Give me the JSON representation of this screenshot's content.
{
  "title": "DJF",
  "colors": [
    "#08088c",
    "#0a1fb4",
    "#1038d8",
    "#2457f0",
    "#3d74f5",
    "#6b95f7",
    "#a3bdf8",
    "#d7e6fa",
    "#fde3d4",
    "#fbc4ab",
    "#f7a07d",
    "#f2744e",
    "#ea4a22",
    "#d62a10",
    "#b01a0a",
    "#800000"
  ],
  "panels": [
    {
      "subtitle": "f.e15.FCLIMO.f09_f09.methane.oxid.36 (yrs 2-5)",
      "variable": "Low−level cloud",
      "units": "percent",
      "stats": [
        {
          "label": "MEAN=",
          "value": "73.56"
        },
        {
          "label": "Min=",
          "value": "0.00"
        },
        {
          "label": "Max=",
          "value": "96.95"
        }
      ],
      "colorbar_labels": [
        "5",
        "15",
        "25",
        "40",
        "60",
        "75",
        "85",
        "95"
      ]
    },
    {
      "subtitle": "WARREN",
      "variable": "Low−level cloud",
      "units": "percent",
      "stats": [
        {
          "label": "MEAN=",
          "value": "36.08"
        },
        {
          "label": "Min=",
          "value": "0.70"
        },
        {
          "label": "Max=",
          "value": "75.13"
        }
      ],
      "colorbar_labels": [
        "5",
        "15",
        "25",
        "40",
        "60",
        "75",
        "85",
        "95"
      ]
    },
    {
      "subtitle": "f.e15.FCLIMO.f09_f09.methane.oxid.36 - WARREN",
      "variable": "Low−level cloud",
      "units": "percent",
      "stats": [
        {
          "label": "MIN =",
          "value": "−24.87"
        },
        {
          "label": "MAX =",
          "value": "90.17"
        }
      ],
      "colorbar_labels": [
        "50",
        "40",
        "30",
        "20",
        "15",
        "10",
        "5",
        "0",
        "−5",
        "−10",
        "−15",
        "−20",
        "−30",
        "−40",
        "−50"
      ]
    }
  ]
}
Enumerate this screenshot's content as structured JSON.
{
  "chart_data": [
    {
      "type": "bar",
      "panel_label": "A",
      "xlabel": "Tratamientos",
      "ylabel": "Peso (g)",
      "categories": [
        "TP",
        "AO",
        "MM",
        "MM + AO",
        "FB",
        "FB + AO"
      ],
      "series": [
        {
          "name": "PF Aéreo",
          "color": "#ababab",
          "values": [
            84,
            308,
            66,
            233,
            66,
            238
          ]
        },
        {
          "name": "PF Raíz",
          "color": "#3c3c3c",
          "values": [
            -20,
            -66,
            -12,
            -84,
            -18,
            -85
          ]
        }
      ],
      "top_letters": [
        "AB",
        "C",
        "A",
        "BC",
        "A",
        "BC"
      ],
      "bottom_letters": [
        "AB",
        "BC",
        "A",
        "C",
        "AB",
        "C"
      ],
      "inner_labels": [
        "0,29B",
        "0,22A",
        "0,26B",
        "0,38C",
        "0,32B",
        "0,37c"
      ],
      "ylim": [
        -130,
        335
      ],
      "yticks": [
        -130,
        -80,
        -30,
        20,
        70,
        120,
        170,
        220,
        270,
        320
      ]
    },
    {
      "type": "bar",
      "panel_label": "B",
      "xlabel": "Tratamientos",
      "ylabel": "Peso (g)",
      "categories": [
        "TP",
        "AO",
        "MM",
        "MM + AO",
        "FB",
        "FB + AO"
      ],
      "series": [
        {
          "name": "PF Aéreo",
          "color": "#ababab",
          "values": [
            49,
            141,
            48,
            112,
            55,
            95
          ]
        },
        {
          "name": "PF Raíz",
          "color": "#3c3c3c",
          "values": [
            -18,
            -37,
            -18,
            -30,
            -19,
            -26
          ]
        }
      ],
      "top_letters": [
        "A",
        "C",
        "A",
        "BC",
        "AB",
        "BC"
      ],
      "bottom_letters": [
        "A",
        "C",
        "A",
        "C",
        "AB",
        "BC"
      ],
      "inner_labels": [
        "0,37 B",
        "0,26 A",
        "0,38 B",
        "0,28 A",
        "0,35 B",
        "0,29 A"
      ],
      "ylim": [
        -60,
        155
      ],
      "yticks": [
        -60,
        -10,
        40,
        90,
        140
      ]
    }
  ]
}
###
(YOUR TASK) Reproduce every record above exactly as it appears.

(SOLUTION FOR THIS EXERCISE)
Give me the JSON representation of this screenshot's content.
{
  "title": "DJF",
  "colors": [
    "#08088c",
    "#0a1fb4",
    "#1038d8",
    "#2457f0",
    "#3d74f5",
    "#6b95f7",
    "#a3bdf8",
    "#d7e6fa",
    "#fde3d4",
    "#fbc4ab",
    "#f7a07d",
    "#f2744e",
    "#ea4a22",
    "#d62a10",
    "#b01a0a",
    "#800000"
  ],
  "panels": [
    {
      "subtitle": "f.e15.FCLIMO.f09_f09.methane.oxid.36 (yrs 2-5)",
      "variable": "Low−level cloud",
      "units": "percent",
      "stats": [
        {
          "label": "MEAN=",
          "value": "73.56"
        },
        {
          "label": "Min=",
          "value": "0.00"
        },
        {
          "label": "Max=",
          "value": "96.95"
        }
      ],
      "colorbar_labels": [
        "5",
        "15",
        "25",
        "40",
        "60",
        "75",
        "85",
        "95"
      ]
    },
    {
      "subtitle": "WARREN",
      "variable": "Low−level cloud",
      "units": "percent",
      "stats": [
        {
          "label": "MEAN=",
          "value": "36.08"
        },
        {
          "label": "Min=",
          "value": "0.70"
        },
        {
          "label": "Max=",
          "value": "75.13"
        }
      ],
      "colorbar_labels": [
        "5",
        "15",
        "25",
        "40",
        "60",
        "75",
        "85",
        "95"
      ]
    },
    {
      "subtitle": "f.e15.FCLIMO.f09_f09.methane.oxid.36 - WARREN",
      "variable": "Low−level cloud",
      "units": "percent",
      "stats": [
        {
          "label": "MIN =",
          "value": "−24.87"
        },
        {
          "label": "MAX =",
          "value": "90.17"
        }
      ],
      "colorbar_labels": [
        "50",
        "40",
        "30",
        "20",
        "15",
        "10",
        "5",
        "0",
        "−5",
        "−10",
        "−15",
        "−20",
        "−30",
        "−40",
        "−50"
      ]
    }
  ]
}
Enumerate this screenshot's content as structured JSON.
{
  "chart_data": [
    {
      "type": "bar",
      "panel_label": "A",
      "xlabel": "Tratamientos",
      "ylabel": "Peso (g)",
      "categories": [
        "TP",
        "AO",
        "MM",
        "MM + AO",
        "FB",
        "FB + AO"
      ],
      "series": [
        {
          "name": "PF Aéreo",
          "color": "#ababab",
          "values": [
            84,
            308,
            66,
            233,
            66,
            238
          ]
        },
        {
          "name": "PF Raíz",
          "color": "#3c3c3c",
          "values": [
            -20,
            -66,
            -12,
            -84,
            -18,
            -85
          ]
        }
      ],
      "top_letters": [
        "AB",
        "C",
        "A",
        "BC",
        "A",
        "BC"
      ],
      "bottom_letters": [
        "AB",
        "BC",
        "A",
        "C",
        "AB",
        "C"
      ],
      "inner_labels": [
        "0,29B",
        "0,22A",
        "0,26B",
        "0,38C",
        "0,32B",
        "0,37c"
      ],
      "ylim": [
        -130,
        335
      ],
      "yticks": [
        -130,
        -80,
        -30,
        20,
        70,
        120,
        170,
        220,
        270,
        320
      ]
    },
    {
      "type": "bar",
      "panel_label": "B",
      "xlabel": "Tratamientos",
      "ylabel": "Peso (g)",
      "categories": [
        "TP",
        "AO",
        "MM",
        "MM + AO",
        "FB",
        "FB + AO"
      ],
      "series": [
        {
          "name": "PF Aéreo",
          "color": "#ababab",
          "values": [
            49,
            141,
            48,
            112,
            55,
            95
          ]
        },
        {
          "name": "PF Raíz",
          "color": "#3c3c3c",
          "values": [
            -18,
            -37,
            -18,
            -30,
            -19,
            -26
          ]
        }
      ],
      "top_letters": [
        "A",
        "C",
        "A",
        "BC",
        "AB",
        "BC"
      ],
      "bottom_letters": [
        "A",
        "C",
        "A",
        "C",
        "AB",
        "BC"
      ],
      "inner_labels": [
        "0,37 B",
        "0,26 A",
        "0,38 B",
        "0,28 A",
        "0,35 B",
        "0,29 A"
      ],
      "ylim": [
        -60,
        155
      ],
      "yticks": [
        -60,
        -10,
        40,
        90,
        140
      ]
    }
  ]
}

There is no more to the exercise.